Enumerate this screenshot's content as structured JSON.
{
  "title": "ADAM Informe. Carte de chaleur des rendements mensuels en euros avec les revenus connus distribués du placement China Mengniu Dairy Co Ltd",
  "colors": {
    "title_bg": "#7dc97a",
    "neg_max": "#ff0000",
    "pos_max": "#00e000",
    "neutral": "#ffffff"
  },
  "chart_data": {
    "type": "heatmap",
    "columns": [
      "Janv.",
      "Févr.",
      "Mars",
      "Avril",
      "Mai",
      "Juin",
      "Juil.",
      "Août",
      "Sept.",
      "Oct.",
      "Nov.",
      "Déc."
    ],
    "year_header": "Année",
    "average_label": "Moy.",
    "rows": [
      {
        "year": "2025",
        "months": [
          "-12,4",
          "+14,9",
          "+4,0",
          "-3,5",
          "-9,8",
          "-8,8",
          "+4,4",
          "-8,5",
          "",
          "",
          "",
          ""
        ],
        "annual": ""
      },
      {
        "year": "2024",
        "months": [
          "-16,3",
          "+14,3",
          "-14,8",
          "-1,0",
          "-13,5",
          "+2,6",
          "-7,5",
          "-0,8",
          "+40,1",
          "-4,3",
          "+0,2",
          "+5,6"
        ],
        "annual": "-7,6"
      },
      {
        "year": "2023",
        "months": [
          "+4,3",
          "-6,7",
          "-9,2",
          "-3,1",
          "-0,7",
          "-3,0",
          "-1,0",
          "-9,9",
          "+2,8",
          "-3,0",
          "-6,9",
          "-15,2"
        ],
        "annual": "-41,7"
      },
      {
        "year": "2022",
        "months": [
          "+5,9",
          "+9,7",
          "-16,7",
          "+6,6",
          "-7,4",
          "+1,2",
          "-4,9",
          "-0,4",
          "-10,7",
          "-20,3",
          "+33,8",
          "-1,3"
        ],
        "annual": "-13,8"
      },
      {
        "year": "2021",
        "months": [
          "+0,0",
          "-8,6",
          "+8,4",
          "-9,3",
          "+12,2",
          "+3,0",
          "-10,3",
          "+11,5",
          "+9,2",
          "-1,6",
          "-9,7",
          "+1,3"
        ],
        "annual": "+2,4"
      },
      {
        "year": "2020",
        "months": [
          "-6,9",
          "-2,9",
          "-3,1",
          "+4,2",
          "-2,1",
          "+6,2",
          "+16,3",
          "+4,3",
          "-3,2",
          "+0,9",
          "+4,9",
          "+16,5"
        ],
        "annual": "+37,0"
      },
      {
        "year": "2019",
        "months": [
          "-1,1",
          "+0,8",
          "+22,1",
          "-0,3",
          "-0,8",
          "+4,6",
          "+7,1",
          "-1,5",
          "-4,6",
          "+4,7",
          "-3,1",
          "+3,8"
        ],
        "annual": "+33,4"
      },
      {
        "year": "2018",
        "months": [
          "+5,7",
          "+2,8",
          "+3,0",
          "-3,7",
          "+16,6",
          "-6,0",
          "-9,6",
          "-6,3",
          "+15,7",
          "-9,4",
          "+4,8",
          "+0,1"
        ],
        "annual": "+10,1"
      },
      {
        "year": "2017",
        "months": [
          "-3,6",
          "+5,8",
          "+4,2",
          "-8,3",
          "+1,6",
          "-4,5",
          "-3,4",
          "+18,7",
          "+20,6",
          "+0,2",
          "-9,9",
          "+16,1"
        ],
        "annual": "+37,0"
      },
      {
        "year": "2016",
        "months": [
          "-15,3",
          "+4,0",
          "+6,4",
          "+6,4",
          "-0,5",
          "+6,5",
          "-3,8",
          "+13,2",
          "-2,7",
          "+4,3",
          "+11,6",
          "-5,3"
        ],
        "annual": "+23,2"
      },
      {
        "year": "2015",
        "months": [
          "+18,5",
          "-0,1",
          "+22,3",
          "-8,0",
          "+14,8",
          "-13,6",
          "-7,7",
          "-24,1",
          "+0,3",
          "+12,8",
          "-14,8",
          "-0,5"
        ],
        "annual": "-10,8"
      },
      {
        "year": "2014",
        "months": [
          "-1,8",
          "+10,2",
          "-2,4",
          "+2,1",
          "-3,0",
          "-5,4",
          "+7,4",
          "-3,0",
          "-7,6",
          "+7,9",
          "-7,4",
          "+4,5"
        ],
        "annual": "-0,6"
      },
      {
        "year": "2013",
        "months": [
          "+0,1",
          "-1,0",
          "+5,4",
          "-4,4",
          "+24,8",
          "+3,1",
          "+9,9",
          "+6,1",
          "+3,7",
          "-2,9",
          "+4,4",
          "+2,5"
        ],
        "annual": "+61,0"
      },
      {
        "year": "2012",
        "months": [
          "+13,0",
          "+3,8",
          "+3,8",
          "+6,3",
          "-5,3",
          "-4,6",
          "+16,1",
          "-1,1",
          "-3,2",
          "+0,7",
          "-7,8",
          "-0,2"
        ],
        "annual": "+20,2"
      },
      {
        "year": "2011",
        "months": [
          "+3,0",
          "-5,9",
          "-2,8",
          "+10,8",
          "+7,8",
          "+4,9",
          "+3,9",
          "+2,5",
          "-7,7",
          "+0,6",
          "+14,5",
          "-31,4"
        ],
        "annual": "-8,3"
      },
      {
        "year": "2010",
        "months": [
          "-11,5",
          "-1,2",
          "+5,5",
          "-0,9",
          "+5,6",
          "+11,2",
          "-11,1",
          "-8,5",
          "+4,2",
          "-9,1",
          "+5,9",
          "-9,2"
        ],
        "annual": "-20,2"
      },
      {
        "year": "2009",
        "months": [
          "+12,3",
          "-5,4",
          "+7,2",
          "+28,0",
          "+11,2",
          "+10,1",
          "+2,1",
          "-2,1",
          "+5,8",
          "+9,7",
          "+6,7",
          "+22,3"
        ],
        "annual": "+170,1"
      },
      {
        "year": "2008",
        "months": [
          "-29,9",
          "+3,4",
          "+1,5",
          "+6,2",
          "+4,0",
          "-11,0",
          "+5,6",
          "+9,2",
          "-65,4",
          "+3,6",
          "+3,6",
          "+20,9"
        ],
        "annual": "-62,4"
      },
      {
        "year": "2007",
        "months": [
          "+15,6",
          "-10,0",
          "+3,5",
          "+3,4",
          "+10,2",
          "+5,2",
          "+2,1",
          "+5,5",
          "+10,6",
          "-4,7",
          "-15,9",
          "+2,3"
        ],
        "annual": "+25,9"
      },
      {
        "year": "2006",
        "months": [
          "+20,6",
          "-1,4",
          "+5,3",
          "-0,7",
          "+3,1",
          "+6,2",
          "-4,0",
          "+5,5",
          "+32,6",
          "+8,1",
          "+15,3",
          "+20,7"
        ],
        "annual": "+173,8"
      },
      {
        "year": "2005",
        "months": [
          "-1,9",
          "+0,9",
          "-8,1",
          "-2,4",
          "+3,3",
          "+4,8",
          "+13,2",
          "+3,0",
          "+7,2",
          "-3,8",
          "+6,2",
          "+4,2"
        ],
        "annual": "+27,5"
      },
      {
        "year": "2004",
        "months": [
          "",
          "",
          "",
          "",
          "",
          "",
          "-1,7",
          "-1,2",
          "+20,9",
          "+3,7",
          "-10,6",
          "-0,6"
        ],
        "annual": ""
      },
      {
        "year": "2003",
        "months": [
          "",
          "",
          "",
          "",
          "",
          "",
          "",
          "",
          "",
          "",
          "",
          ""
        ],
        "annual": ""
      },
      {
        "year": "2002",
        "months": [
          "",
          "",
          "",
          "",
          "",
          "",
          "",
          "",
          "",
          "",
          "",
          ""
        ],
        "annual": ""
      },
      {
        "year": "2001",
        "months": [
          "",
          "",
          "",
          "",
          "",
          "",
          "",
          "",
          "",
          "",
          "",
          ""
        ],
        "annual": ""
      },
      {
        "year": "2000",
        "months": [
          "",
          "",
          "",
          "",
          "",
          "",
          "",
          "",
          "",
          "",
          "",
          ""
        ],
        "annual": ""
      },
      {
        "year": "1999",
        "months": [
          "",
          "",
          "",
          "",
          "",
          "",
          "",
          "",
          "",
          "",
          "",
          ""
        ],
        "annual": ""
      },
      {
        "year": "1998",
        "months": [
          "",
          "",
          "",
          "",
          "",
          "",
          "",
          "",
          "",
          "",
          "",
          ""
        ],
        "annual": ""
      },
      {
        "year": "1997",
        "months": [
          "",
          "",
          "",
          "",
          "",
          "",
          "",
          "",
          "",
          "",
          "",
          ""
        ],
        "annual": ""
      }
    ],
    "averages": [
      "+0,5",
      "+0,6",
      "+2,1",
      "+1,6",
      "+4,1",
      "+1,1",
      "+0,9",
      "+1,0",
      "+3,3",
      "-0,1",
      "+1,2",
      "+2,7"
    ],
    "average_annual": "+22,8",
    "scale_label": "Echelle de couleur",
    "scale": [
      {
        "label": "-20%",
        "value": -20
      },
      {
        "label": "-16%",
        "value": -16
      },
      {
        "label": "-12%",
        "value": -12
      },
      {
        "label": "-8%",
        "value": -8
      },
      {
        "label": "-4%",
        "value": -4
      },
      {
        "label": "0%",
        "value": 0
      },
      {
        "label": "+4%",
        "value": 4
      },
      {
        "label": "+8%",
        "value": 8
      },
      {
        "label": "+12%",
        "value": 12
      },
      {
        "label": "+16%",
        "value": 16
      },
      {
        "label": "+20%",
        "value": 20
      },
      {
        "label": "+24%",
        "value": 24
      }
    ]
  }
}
○ ○ ○ ○ ○ ○ ○
▸ **INSTRUCTION**
Show every line in the entries where the string "value" occurs.

▸ **FINAL RESULT**
        "value": -20
        "value": -16
        "value": -12
        "value": -8
        "value": -4
        "value": 0
        "value": 4
        "value": 8
        "value": 12
        "value": 16
        "value": 20
        "value": 24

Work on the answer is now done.